Rows from a figure dataset:

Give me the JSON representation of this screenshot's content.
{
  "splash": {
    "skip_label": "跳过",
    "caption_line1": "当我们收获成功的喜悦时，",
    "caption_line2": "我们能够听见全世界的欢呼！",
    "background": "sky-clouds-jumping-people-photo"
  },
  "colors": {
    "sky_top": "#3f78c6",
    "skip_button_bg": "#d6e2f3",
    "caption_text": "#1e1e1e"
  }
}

**WRITTEN TASK**:
Exact copies of all the records are required.

**RESULT OF THE EXERCISE**:
Give me the JSON representation of this screenshot's content.
{
  "splash": {
    "skip_label": "跳过",
    "caption_line1": "当我们收获成功的喜悦时，",
    "caption_line2": "我们能够听见全世界的欢呼！",
    "background": "sky-clouds-jumping-people-photo"
  },
  "colors": {
    "sky_top": "#3f78c6",
    "skip_button_bg": "#d6e2f3",
    "caption_text": "#1e1e1e"
  }
}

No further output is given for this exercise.